Only the number is wanted: count the lines that include the word "color".

DATA RECORDS:
☆ ☆ ☆

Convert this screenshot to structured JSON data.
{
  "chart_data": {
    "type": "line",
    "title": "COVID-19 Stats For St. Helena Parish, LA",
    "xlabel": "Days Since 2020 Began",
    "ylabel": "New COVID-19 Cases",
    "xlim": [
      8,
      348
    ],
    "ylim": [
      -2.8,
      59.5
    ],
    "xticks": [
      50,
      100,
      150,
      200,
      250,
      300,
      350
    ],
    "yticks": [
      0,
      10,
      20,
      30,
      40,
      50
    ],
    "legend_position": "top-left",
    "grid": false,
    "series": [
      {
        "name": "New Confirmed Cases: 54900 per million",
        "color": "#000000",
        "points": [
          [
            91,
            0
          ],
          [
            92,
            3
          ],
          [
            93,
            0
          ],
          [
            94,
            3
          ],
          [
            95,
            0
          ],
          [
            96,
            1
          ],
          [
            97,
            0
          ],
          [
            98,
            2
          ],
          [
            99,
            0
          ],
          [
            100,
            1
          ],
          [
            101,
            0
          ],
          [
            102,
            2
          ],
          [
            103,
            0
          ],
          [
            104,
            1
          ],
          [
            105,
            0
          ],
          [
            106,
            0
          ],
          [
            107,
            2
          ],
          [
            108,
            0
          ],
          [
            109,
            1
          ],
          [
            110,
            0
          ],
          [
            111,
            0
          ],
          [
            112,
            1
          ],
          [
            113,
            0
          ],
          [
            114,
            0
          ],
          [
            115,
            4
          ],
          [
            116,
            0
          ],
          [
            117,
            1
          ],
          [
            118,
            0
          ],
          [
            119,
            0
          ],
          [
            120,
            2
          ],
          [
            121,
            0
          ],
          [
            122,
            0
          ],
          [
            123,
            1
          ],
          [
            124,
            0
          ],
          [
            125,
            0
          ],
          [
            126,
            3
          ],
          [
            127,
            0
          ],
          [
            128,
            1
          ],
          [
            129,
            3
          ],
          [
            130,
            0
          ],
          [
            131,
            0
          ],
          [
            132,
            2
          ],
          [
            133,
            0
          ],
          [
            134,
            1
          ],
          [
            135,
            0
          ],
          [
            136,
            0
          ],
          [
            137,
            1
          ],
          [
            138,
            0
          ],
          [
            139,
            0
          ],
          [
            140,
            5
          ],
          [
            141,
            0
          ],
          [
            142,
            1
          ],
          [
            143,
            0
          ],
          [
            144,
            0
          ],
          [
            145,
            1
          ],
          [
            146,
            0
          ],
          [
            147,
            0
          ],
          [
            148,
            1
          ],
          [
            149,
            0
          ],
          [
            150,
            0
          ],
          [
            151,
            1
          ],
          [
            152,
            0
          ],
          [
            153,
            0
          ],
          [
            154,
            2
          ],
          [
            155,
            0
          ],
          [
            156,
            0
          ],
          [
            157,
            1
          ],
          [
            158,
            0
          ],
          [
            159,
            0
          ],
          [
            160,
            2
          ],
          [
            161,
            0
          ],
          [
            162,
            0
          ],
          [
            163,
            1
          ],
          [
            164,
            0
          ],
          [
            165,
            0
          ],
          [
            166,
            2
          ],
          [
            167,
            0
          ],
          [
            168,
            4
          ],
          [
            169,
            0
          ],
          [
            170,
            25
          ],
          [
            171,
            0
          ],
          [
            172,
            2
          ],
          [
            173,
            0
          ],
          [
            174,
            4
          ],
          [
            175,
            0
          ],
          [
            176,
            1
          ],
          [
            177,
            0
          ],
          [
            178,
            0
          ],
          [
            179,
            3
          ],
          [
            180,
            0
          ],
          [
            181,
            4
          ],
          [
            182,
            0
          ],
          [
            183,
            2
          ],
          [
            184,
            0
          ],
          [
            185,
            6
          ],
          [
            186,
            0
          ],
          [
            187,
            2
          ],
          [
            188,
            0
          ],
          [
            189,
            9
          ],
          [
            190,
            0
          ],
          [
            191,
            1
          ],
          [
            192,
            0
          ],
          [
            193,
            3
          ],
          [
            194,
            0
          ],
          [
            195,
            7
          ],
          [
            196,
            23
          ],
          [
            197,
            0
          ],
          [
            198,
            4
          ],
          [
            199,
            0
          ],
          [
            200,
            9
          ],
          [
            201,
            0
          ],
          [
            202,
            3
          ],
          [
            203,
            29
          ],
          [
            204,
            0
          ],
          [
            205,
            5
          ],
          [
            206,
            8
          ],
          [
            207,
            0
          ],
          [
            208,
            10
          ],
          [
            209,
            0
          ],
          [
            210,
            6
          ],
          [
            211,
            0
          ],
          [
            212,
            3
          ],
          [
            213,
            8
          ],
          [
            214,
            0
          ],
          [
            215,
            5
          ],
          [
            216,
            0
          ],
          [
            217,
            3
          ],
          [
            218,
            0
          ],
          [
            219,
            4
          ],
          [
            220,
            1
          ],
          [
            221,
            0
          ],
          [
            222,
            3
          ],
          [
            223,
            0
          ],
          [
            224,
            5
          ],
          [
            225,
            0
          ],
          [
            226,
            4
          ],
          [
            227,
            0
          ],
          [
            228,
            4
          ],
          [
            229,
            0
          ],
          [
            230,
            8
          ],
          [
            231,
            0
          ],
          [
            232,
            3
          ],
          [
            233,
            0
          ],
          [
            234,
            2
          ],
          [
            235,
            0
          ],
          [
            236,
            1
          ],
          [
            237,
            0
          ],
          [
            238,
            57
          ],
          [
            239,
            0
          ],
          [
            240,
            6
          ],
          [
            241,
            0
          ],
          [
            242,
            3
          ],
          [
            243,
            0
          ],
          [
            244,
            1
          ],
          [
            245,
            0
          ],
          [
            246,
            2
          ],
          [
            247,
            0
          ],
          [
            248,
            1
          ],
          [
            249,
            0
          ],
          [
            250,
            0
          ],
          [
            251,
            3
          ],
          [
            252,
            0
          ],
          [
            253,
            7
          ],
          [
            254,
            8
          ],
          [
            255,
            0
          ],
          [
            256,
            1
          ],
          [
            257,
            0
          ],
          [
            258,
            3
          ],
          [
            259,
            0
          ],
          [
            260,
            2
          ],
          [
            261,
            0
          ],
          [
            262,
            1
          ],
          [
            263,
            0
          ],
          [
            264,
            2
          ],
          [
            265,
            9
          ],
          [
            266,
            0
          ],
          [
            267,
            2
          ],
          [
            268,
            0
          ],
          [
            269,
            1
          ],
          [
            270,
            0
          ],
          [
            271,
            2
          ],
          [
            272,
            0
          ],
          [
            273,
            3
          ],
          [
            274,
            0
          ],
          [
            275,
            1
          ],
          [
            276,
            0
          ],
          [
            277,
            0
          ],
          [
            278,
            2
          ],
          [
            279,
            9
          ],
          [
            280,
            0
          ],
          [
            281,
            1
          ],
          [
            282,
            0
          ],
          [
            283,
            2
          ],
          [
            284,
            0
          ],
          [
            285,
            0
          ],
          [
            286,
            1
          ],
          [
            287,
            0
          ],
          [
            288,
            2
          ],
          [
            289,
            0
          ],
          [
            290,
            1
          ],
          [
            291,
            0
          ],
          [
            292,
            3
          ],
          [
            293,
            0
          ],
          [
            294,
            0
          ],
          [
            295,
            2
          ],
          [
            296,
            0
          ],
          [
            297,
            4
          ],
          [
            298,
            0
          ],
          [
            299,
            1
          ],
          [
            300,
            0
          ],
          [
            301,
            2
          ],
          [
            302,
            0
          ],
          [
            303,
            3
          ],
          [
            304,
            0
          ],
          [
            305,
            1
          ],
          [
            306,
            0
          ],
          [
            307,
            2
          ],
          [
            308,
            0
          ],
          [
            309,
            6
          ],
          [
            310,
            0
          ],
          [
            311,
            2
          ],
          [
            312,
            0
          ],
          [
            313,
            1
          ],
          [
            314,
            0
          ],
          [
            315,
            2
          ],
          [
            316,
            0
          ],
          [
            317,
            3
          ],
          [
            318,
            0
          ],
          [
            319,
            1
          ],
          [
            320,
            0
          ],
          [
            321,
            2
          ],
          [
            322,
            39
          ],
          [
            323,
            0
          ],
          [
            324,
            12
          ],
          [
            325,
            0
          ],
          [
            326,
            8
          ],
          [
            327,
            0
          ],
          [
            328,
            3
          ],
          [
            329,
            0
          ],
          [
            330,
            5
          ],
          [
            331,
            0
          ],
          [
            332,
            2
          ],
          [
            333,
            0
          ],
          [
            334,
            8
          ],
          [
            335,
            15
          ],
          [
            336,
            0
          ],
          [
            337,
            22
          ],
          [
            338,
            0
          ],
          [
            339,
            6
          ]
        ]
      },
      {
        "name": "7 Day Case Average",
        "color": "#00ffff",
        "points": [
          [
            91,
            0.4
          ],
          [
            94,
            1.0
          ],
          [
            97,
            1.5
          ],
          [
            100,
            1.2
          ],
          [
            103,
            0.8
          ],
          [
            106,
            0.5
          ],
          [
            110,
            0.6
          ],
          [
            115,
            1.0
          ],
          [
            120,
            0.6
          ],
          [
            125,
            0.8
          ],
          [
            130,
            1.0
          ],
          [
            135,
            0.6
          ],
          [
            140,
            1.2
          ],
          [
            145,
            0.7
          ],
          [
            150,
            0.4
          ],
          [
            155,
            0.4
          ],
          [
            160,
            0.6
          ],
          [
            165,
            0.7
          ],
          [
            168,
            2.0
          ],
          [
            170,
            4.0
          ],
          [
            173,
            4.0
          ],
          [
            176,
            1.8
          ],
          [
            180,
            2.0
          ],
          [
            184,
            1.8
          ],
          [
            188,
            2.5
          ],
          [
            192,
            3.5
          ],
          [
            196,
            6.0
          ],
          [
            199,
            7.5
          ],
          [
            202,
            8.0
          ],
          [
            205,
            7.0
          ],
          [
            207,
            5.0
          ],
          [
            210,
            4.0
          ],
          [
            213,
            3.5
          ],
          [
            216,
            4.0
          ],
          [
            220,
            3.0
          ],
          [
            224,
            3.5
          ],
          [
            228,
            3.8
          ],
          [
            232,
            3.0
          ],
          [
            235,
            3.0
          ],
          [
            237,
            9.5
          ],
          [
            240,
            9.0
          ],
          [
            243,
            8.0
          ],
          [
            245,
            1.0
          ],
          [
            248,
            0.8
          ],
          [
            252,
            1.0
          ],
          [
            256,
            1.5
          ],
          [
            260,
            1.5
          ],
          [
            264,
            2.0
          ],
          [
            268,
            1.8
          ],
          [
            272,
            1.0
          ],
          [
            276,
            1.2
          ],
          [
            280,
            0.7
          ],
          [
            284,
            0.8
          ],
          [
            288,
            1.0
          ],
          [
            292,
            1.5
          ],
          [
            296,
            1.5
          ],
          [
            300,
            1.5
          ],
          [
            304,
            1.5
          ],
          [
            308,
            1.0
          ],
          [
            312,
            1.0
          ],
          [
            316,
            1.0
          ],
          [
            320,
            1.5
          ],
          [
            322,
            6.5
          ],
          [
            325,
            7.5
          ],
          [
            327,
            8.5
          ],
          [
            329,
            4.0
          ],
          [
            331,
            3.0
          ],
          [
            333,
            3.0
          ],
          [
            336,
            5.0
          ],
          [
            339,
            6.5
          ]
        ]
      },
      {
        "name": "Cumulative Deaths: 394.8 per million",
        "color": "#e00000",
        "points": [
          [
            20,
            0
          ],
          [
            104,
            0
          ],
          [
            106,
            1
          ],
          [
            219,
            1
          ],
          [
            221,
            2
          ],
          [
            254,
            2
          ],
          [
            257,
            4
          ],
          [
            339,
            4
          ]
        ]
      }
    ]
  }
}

☆ ☆ ☆

EXERCISE ANSWER:
3